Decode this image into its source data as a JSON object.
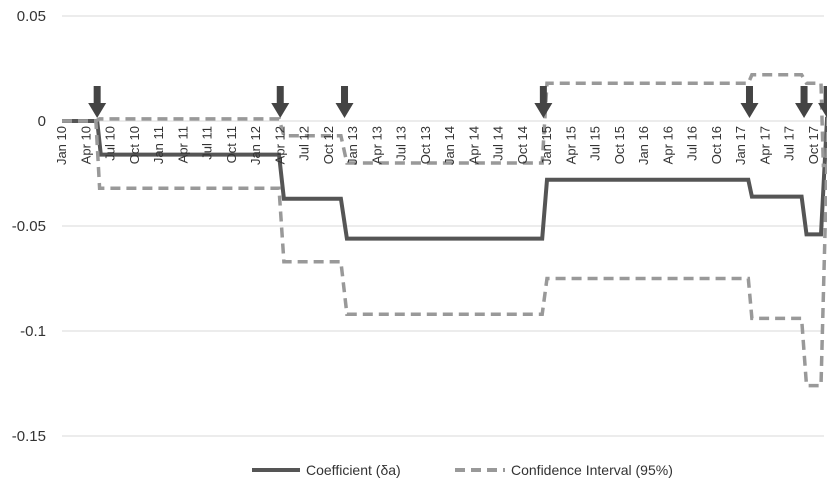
{
  "chart_data": {
    "type": "line",
    "title": "",
    "xlabel": "",
    "ylabel": "",
    "ylim": [
      -0.15,
      0.05
    ],
    "yticks": [
      "-0.15",
      "-0.1",
      "-0.05",
      "0",
      "0.05"
    ],
    "grid": "horizontal",
    "legend_position": "bottom",
    "x_categories": [
      "Jan 10",
      "Apr 10",
      "Jul 10",
      "Oct 10",
      "Jan 11",
      "Apr 11",
      "Jul 11",
      "Oct 11",
      "Jan 12",
      "Apr 12",
      "Jul 12",
      "Oct 12",
      "Jan 13",
      "Apr 13",
      "Jul 13",
      "Oct 13",
      "Jan 14",
      "Apr 14",
      "Jul 14",
      "Oct 14",
      "Jan 15",
      "Apr 15",
      "Jul 15",
      "Oct 15",
      "Jan 16",
      "Apr 16",
      "Jul 16",
      "Oct 16",
      "Jan 17",
      "Apr 17",
      "Jul 17",
      "Oct 17"
    ],
    "series": [
      {
        "name": "Coefficient (δa)",
        "style": "solid",
        "color": "#555555",
        "points": [
          [
            0,
            0
          ],
          [
            1.45,
            0
          ],
          [
            1.6,
            -0.016
          ],
          [
            8.95,
            -0.016
          ],
          [
            9.15,
            -0.037
          ],
          [
            11.5,
            -0.037
          ],
          [
            11.75,
            -0.056
          ],
          [
            19.8,
            -0.056
          ],
          [
            20.0,
            -0.028
          ],
          [
            28.3,
            -0.028
          ],
          [
            28.45,
            -0.036
          ],
          [
            30.5,
            -0.036
          ],
          [
            30.7,
            -0.054
          ],
          [
            31.3,
            -0.054
          ],
          [
            31.55,
            0.002
          ]
        ]
      },
      {
        "name": "Confidence Interval (95%)",
        "style": "dashed",
        "color": "#999999",
        "points": [
          [
            0,
            0
          ],
          [
            1.4,
            0
          ],
          [
            1.55,
            -0.032
          ],
          [
            8.95,
            -0.032
          ],
          [
            9.15,
            -0.067
          ],
          [
            11.5,
            -0.067
          ],
          [
            11.75,
            -0.092
          ],
          [
            19.8,
            -0.092
          ],
          [
            20.0,
            -0.075
          ],
          [
            28.3,
            -0.075
          ],
          [
            28.45,
            -0.094
          ],
          [
            30.5,
            -0.094
          ],
          [
            30.7,
            -0.126
          ],
          [
            31.3,
            -0.126
          ],
          [
            31.7,
            0.05
          ]
        ]
      },
      {
        "name": "",
        "style": "dashed",
        "color": "#999999",
        "points": [
          [
            0,
            0
          ],
          [
            1.4,
            0
          ],
          [
            1.55,
            0.001
          ],
          [
            8.95,
            0.001
          ],
          [
            9.15,
            -0.007
          ],
          [
            11.5,
            -0.007
          ],
          [
            11.75,
            -0.02
          ],
          [
            19.8,
            -0.02
          ],
          [
            20.0,
            0.018
          ],
          [
            28.3,
            0.018
          ],
          [
            28.45,
            0.022
          ],
          [
            30.5,
            0.022
          ],
          [
            30.7,
            0.018
          ],
          [
            31.3,
            0.018
          ],
          [
            31.4,
            -0.022
          ]
        ]
      }
    ],
    "arrows_at_x": [
      1.45,
      9.0,
      11.65,
      19.85,
      28.35,
      30.6,
      31.55
    ],
    "legend": [
      "Coefficient (δa)",
      "Confidence Interval (95%)"
    ]
  }
}
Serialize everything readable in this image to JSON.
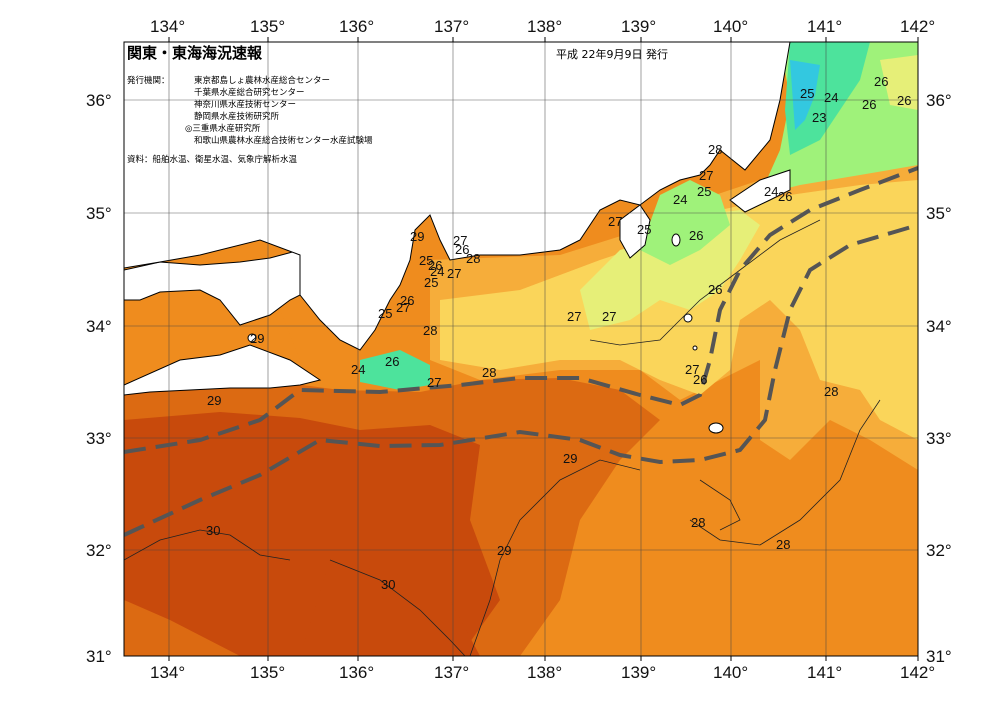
{
  "header": {
    "title": "関東・東海海況速報",
    "date": "平成 22年9月9日 発行"
  },
  "issuers": {
    "label": "発行機関：",
    "orgs": [
      "東京都島しょ農林水産総合センター",
      "千葉県水産総合研究センター",
      "神奈川県水産技術センター",
      "静岡県水産技術研究所",
      "◎三重県水産研究所",
      "和歌山県農林水産総合技術センター水産試験場"
    ]
  },
  "source": "資料：船舶水温、衛星水温、気象庁解析水温",
  "axes": {
    "lon_ticks": [
      "134°",
      "135°",
      "136°",
      "137°",
      "138°",
      "139°",
      "140°",
      "141°",
      "142°"
    ],
    "lat_ticks": [
      "36°",
      "35°",
      "34°",
      "33°",
      "32°",
      "31°"
    ],
    "lat_ticks_left": [
      "36°",
      "35°",
      "34°",
      "33°",
      "32°",
      "31°"
    ],
    "lat_ticks_right": [
      "36°",
      "35°",
      "34°",
      "33°",
      "32°",
      "31°"
    ]
  },
  "contour_labels": [
    {
      "text": "25"
    },
    {
      "text": "24"
    },
    {
      "text": "26"
    },
    {
      "text": "26"
    },
    {
      "text": "26"
    },
    {
      "text": "23"
    },
    {
      "text": "28"
    },
    {
      "text": "27"
    },
    {
      "text": "25"
    },
    {
      "text": "24"
    },
    {
      "text": "24"
    },
    {
      "text": "26"
    },
    {
      "text": "27"
    },
    {
      "text": "25"
    },
    {
      "text": "26"
    },
    {
      "text": "29"
    },
    {
      "text": "27"
    },
    {
      "text": "26"
    },
    {
      "text": "28"
    },
    {
      "text": "25"
    },
    {
      "text": "24"
    },
    {
      "text": "27"
    },
    {
      "text": "26"
    },
    {
      "text": "26"
    },
    {
      "text": "25"
    },
    {
      "text": "27"
    },
    {
      "text": "28"
    },
    {
      "text": "27"
    },
    {
      "text": "27"
    },
    {
      "text": "26"
    },
    {
      "text": "24"
    },
    {
      "text": "25"
    },
    {
      "text": "26"
    },
    {
      "text": "27"
    },
    {
      "text": "28"
    },
    {
      "text": "27"
    },
    {
      "text": "26"
    },
    {
      "text": "29"
    },
    {
      "text": "29"
    },
    {
      "text": "28"
    },
    {
      "text": "29"
    },
    {
      "text": "30"
    },
    {
      "text": "29"
    },
    {
      "text": "30"
    },
    {
      "text": "28"
    },
    {
      "text": "28"
    }
  ],
  "colors": {
    "sst_30": "#c84a0c",
    "sst_29": "#dc6a12",
    "sst_28": "#ef8c1e",
    "sst_27": "#f6ad3a",
    "sst_26": "#fad55a",
    "sst_25": "#e6ef78",
    "sst_24": "#9ff27a",
    "sst_23": "#4de39c",
    "sst_22": "#33c8e0",
    "land": "#ffffff",
    "kuroshio_line": "#555555"
  }
}
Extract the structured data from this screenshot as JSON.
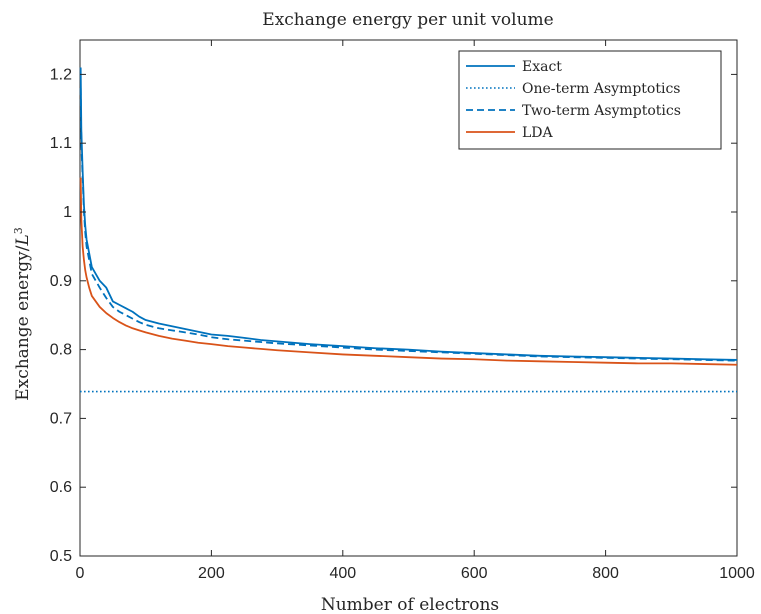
^^^^
PROBLEM STATEMENT:
Copy every line of the data exactly as written, excluding the pictures.

FINAL RESULT:
Decode this image into its source data as a JSON object.
{
  "chart_data": {
    "type": "line",
    "title": "",
    "xlabel": "",
    "ylabel": "",
    "ylim": [
      -0.15,
      0.05
    ],
    "yticks": [
      "-0.15",
      "-0.1",
      "-0.05",
      "0",
      "0.05"
    ],
    "grid": "horizontal",
    "legend_position": "bottom",
    "x_categories": [
      "Jan 10",
      "Apr 10",
      "Jul 10",
      "Oct 10",
      "Jan 11",
      "Apr 11",
      "Jul 11",
      "Oct 11",
      "Jan 12",
      "Apr 12",
      "Jul 12",
      "Oct 12",
      "Jan 13",
      "Apr 13",
      "Jul 13",
      "Oct 13",
      "Jan 14",
      "Apr 14",
      "Jul 14",
      "Oct 14",
      "Jan 15",
      "Apr 15",
      "Jul 15",
      "Oct 15",
      "Jan 16",
      "Apr 16",
      "Jul 16",
      "Oct 16",
      "Jan 17",
      "Apr 17",
      "Jul 17",
      "Oct 17"
    ],
    "series": [
      {
        "name": "Coefficient (δa)",
        "style": "solid",
        "color": "#555555",
        "points": [
          [
            0,
            0
          ],
          [
            1.45,
            0
          ],
          [
            1.6,
            -0.016
          ],
          [
            8.95,
            -0.016
          ],
          [
            9.15,
            -0.037
          ],
          [
            11.5,
            -0.037
          ],
          [
            11.75,
            -0.056
          ],
          [
            19.8,
            -0.056
          ],
          [
            20.0,
            -0.028
          ],
          [
            28.3,
            -0.028
          ],
          [
            28.45,
            -0.036
          ],
          [
            30.5,
            -0.036
          ],
          [
            30.7,
            -0.054
          ],
          [
            31.3,
            -0.054
          ],
          [
            31.55,
            0.002
          ]
        ]
      },
      {
        "name": "Confidence Interval (95%)",
        "style": "dashed",
        "color": "#999999",
        "points": [
          [
            0,
            0
          ],
          [
            1.4,
            0
          ],
          [
            1.55,
            -0.032
          ],
          [
            8.95,
            -0.032
          ],
          [
            9.15,
            -0.067
          ],
          [
            11.5,
            -0.067
          ],
          [
            11.75,
            -0.092
          ],
          [
            19.8,
            -0.092
          ],
          [
            20.0,
            -0.075
          ],
          [
            28.3,
            -0.075
          ],
          [
            28.45,
            -0.094
          ],
          [
            30.5,
            -0.094
          ],
          [
            30.7,
            -0.126
          ],
          [
            31.3,
            -0.126
          ],
          [
            31.7,
            0.05
          ]
        ]
      },
      {
        "name": "",
        "style": "dashed",
        "color": "#999999",
        "points": [
          [
            0,
            0
          ],
          [
            1.4,
            0
          ],
          [
            1.55,
            0.001
          ],
          [
            8.95,
            0.001
          ],
          [
            9.15,
            -0.007
          ],
          [
            11.5,
            -0.007
          ],
          [
            11.75,
            -0.02
          ],
          [
            19.8,
            -0.02
          ],
          [
            20.0,
            0.018
          ],
          [
            28.3,
            0.018
          ],
          [
            28.45,
            0.022
          ],
          [
            30.5,
            0.022
          ],
          [
            30.7,
            0.018
          ],
          [
            31.3,
            0.018
          ],
          [
            31.4,
            -0.022
          ]
        ]
      }
    ],
    "arrows_at_x": [
      1.45,
      9.0,
      11.65,
      19.85,
      28.35,
      30.6,
      31.55
    ],
    "legend": [
      "Coefficient (δa)",
      "Confidence Interval (95%)"
    ]
  }
}
Serialize everything readable in this image to JSON.
{
  "header": {
    "title": "関東・東海海況速報",
    "date": "平成 22年9月9日 発行"
  },
  "issuers": {
    "label": "発行機関：",
    "orgs": [
      "東京都島しょ農林水産総合センター",
      "千葉県水産総合研究センター",
      "神奈川県水産技術センター",
      "静岡県水産技術研究所",
      "◎三重県水産研究所",
      "和歌山県農林水産総合技術センター水産試験場"
    ]
  },
  "source": "資料：船舶水温、衛星水温、気象庁解析水温",
  "axes": {
    "lon_ticks": [
      "134°",
      "135°",
      "136°",
      "137°",
      "138°",
      "139°",
      "140°",
      "141°",
      "142°"
    ],
    "lat_ticks": [
      "36°",
      "35°",
      "34°",
      "33°",
      "32°",
      "31°"
    ],
    "lat_ticks_left": [
      "36°",
      "35°",
      "34°",
      "33°",
      "32°",
      "31°"
    ],
    "lat_ticks_right": [
      "36°",
      "35°",
      "34°",
      "33°",
      "32°",
      "31°"
    ]
  },
  "contour_labels": [
    {
      "text": "25"
    },
    {
      "text": "24"
    },
    {
      "text": "26"
    },
    {
      "text": "26"
    },
    {
      "text": "26"
    },
    {
      "text": "23"
    },
    {
      "text": "28"
    },
    {
      "text": "27"
    },
    {
      "text": "25"
    },
    {
      "text": "24"
    },
    {
      "text": "24"
    },
    {
      "text": "26"
    },
    {
      "text": "27"
    },
    {
      "text": "25"
    },
    {
      "text": "26"
    },
    {
      "text": "29"
    },
    {
      "text": "27"
    },
    {
      "text": "26"
    },
    {
      "text": "28"
    },
    {
      "text": "25"
    },
    {
      "text": "24"
    },
    {
      "text": "27"
    },
    {
      "text": "26"
    },
    {
      "text": "26"
    },
    {
      "text": "25"
    },
    {
      "text": "27"
    },
    {
      "text": "28"
    },
    {
      "text": "27"
    },
    {
      "text": "27"
    },
    {
      "text": "26"
    },
    {
      "text": "24"
    },
    {
      "text": "25"
    },
    {
      "text": "26"
    },
    {
      "text": "27"
    },
    {
      "text": "28"
    },
    {
      "text": "27"
    },
    {
      "text": "26"
    },
    {
      "text": "29"
    },
    {
      "text": "29"
    },
    {
      "text": "28"
    },
    {
      "text": "29"
    },
    {
      "text": "30"
    },
    {
      "text": "29"
    },
    {
      "text": "30"
    },
    {
      "text": "28"
    },
    {
      "text": "28"
    }
  ],
  "colors": {
    "sst_30": "#c84a0c",
    "sst_29": "#dc6a12",
    "sst_28": "#ef8c1e",
    "sst_27": "#f6ad3a",
    "sst_26": "#fad55a",
    "sst_25": "#e6ef78",
    "sst_24": "#9ff27a",
    "sst_23": "#4de39c",
    "sst_22": "#33c8e0",
    "land": "#ffffff",
    "kuroshio_line": "#555555"
  }
}
Extract the structured data from this screenshot as JSON.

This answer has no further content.